─── INFORMATION ───

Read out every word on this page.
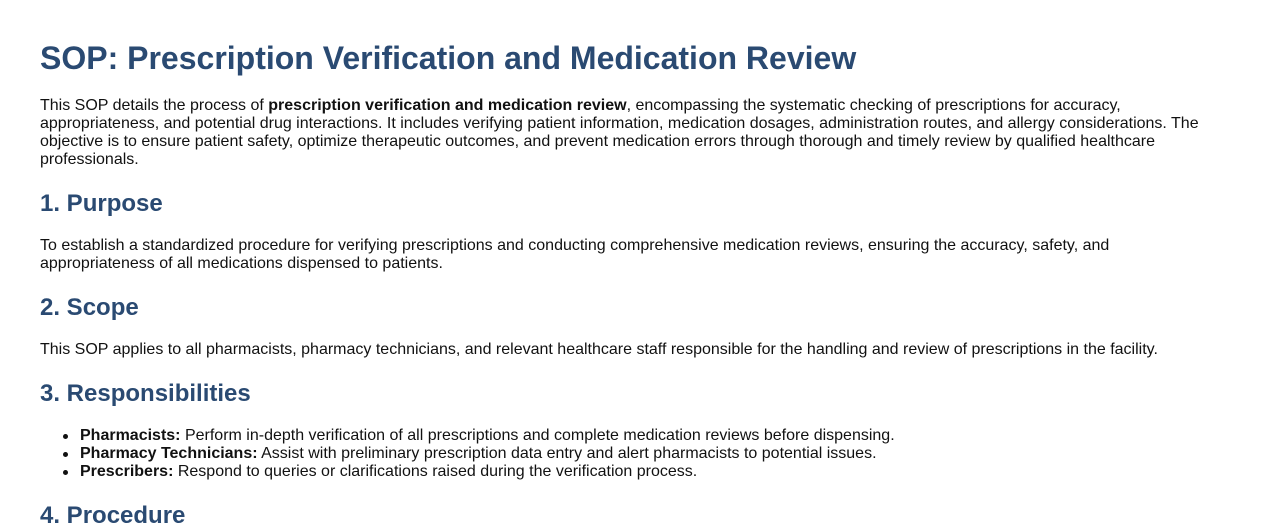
SOP: Prescription Verification and Medication Review

This SOP details the process of prescription verification and medication review, encompassing the systematic checking of prescriptions for accuracy, appropriateness, and potential drug interactions. It includes verifying patient information, medication dosages, administration routes, and allergy considerations. The objective is to ensure patient safety, optimize therapeutic outcomes, and prevent medication errors through thorough and timely review by qualified healthcare professionals.

1. Purpose

To establish a standardized procedure for verifying prescriptions and conducting comprehensive medication reviews, ensuring the accuracy, safety, and appropriateness of all medications dispensed to patients.

2. Scope

This SOP applies to all pharmacists, pharmacy technicians, and relevant healthcare staff responsible for the handling and review of prescriptions in the facility.

3. Responsibilities
Pharmacists: Perform in-depth verification of all prescriptions and complete medication reviews before dispensing.
Pharmacy Technicians: Assist with preliminary prescription data entry and alert pharmacists to potential issues.
Prescribers: Respond to queries or clarifications raised during the verification process.
4. Procedure
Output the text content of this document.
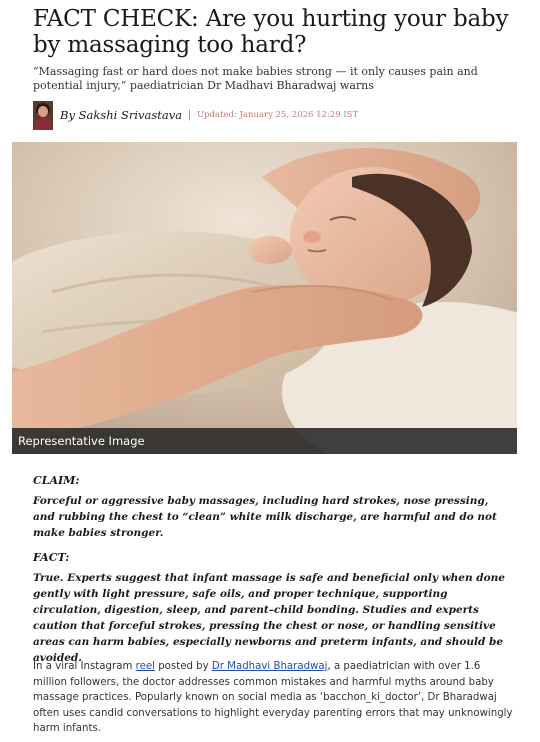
FACT CHECK: Are you hurting your baby by massaging too hard?

“Massaging fast or hard does not make babies strong — it only causes pain and potential injury,” paediatrician Dr Madhavi Bharadwaj warns

By Sakshi Srivastava | Updated: January 25, 2026 12:29 IST
Representative Image

CLAIM:

Forceful or aggressive baby massages, including hard strokes, nose pressing, and rubbing the chest to “clean” white milk discharge, are harmful and do not make babies stronger.

FACT:

True. Experts suggest that infant massage is safe and beneficial only when done gently with light pressure, safe oils, and proper technique, supporting circulation, digestion, sleep, and parent–child bonding. Studies and experts caution that forceful strokes, pressing the chest or nose, or handling sensitive areas can harm babies, especially newborns and preterm infants, and should be avoided.

In a viral Instagram reel posted by Dr Madhavi Bharadwaj, a paediatrician with over 1.6 million followers, the doctor addresses common mistakes and harmful myths around baby massage practices. Popularly known on social media as ‘bacchon_ki_doctor’, Dr Bharadwaj often uses candid conversations to highlight everyday parenting errors that may unknowingly harm infants.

───

• YOUR TASK:
Reproduce the material exactly. Pictures stay out.

• WRITTEN SOLUTION:
Read out every word on this page.
SOP: Prescription Verification and Medication Review

This SOP details the process of prescription verification and medication review, encompassing the systematic checking of prescriptions for accuracy, appropriateness, and potential drug interactions. It includes verifying patient information, medication dosages, administration routes, and allergy considerations. The objective is to ensure patient safety, optimize therapeutic outcomes, and prevent medication errors through thorough and timely review by qualified healthcare professionals.

1. Purpose

To establish a standardized procedure for verifying prescriptions and conducting comprehensive medication reviews, ensuring the accuracy, safety, and appropriateness of all medications dispensed to patients.

2. Scope

This SOP applies to all pharmacists, pharmacy technicians, and relevant healthcare staff responsible for the handling and review of prescriptions in the facility.

3. Responsibilities
Pharmacists: Perform in-depth verification of all prescriptions and complete medication reviews before dispensing.
Pharmacy Technicians: Assist with preliminary prescription data entry and alert pharmacists to potential issues.
Prescribers: Respond to queries or clarifications raised during the verification process.
4. Procedure
Output the text content of this document.
FACT CHECK: Are you hurting your baby by massaging too hard?

“Massaging fast or hard does not make babies strong — it only causes pain and potential injury,” paediatrician Dr Madhavi Bharadwaj warns

By Sakshi Srivastava | Updated: January 25, 2026 12:29 IST
Representative Image

CLAIM:

Forceful or aggressive baby massages, including hard strokes, nose pressing, and rubbing the chest to “clean” white milk discharge, are harmful and do not make babies stronger.

FACT:

True. Experts suggest that infant massage is safe and beneficial only when done gently with light pressure, safe oils, and proper technique, supporting circulation, digestion, sleep, and parent–child bonding. Studies and experts caution that forceful strokes, pressing the chest or nose, or handling sensitive areas can harm babies, especially newborns and preterm infants, and should be avoided.

In a viral Instagram reel posted by Dr Madhavi Bharadwaj, a paediatrician with over 1.6 million followers, the doctor addresses common mistakes and harmful myths around baby massage practices. Popularly known on social media as ‘bacchon_ki_doctor’, Dr Bharadwaj often uses candid conversations to highlight everyday parenting errors that may unknowingly harm infants.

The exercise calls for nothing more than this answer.